- **Exercise directions**:
Make an exact copy of each entry, leaving out every picture.

- **Records provided**:
* * * *

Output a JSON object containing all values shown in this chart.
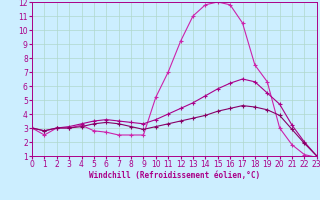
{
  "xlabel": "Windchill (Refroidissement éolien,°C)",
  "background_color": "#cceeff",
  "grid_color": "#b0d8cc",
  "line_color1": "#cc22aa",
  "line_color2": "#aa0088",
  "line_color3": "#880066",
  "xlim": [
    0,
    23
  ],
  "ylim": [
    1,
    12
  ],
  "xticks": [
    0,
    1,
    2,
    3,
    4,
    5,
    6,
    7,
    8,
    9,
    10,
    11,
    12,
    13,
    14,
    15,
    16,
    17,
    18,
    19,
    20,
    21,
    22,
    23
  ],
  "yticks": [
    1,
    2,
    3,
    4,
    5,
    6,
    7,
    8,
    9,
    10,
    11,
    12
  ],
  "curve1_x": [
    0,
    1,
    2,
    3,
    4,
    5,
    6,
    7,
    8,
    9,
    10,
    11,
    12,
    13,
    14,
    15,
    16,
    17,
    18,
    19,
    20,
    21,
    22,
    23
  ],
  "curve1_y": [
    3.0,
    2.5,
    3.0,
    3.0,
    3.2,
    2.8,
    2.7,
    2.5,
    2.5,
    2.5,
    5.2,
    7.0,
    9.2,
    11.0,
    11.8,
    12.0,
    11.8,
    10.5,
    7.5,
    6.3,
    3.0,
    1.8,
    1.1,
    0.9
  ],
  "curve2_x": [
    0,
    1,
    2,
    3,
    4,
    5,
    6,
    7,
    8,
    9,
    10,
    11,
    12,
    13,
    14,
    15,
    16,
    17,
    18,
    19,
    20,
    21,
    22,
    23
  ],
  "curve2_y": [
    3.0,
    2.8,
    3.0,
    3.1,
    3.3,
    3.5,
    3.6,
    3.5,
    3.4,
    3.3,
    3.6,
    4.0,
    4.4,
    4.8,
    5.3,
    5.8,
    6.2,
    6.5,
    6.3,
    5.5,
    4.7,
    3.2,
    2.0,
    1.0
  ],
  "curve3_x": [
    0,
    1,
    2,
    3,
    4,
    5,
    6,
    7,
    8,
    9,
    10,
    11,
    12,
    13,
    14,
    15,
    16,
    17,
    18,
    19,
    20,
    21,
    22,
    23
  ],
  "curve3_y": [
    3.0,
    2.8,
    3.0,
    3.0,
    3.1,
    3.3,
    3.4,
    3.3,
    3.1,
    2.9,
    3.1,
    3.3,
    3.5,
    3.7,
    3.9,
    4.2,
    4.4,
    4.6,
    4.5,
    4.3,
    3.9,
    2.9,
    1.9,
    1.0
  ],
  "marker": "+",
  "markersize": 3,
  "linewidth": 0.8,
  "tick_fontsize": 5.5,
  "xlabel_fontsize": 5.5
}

* * * *

- **Task output**:
Output a JSON object containing all values shown in this chart.
{
  "xlabel": "Windchill (Refroidissement éolien,°C)",
  "background_color": "#cceeff",
  "grid_color": "#b0d8cc",
  "line_color1": "#cc22aa",
  "line_color2": "#aa0088",
  "line_color3": "#880066",
  "xlim": [
    0,
    23
  ],
  "ylim": [
    1,
    12
  ],
  "xticks": [
    0,
    1,
    2,
    3,
    4,
    5,
    6,
    7,
    8,
    9,
    10,
    11,
    12,
    13,
    14,
    15,
    16,
    17,
    18,
    19,
    20,
    21,
    22,
    23
  ],
  "yticks": [
    1,
    2,
    3,
    4,
    5,
    6,
    7,
    8,
    9,
    10,
    11,
    12
  ],
  "curve1_x": [
    0,
    1,
    2,
    3,
    4,
    5,
    6,
    7,
    8,
    9,
    10,
    11,
    12,
    13,
    14,
    15,
    16,
    17,
    18,
    19,
    20,
    21,
    22,
    23
  ],
  "curve1_y": [
    3.0,
    2.5,
    3.0,
    3.0,
    3.2,
    2.8,
    2.7,
    2.5,
    2.5,
    2.5,
    5.2,
    7.0,
    9.2,
    11.0,
    11.8,
    12.0,
    11.8,
    10.5,
    7.5,
    6.3,
    3.0,
    1.8,
    1.1,
    0.9
  ],
  "curve2_x": [
    0,
    1,
    2,
    3,
    4,
    5,
    6,
    7,
    8,
    9,
    10,
    11,
    12,
    13,
    14,
    15,
    16,
    17,
    18,
    19,
    20,
    21,
    22,
    23
  ],
  "curve2_y": [
    3.0,
    2.8,
    3.0,
    3.1,
    3.3,
    3.5,
    3.6,
    3.5,
    3.4,
    3.3,
    3.6,
    4.0,
    4.4,
    4.8,
    5.3,
    5.8,
    6.2,
    6.5,
    6.3,
    5.5,
    4.7,
    3.2,
    2.0,
    1.0
  ],
  "curve3_x": [
    0,
    1,
    2,
    3,
    4,
    5,
    6,
    7,
    8,
    9,
    10,
    11,
    12,
    13,
    14,
    15,
    16,
    17,
    18,
    19,
    20,
    21,
    22,
    23
  ],
  "curve3_y": [
    3.0,
    2.8,
    3.0,
    3.0,
    3.1,
    3.3,
    3.4,
    3.3,
    3.1,
    2.9,
    3.1,
    3.3,
    3.5,
    3.7,
    3.9,
    4.2,
    4.4,
    4.6,
    4.5,
    4.3,
    3.9,
    2.9,
    1.9,
    1.0
  ],
  "marker": "+",
  "markersize": 3,
  "linewidth": 0.8,
  "tick_fontsize": 5.5,
  "xlabel_fontsize": 5.5
}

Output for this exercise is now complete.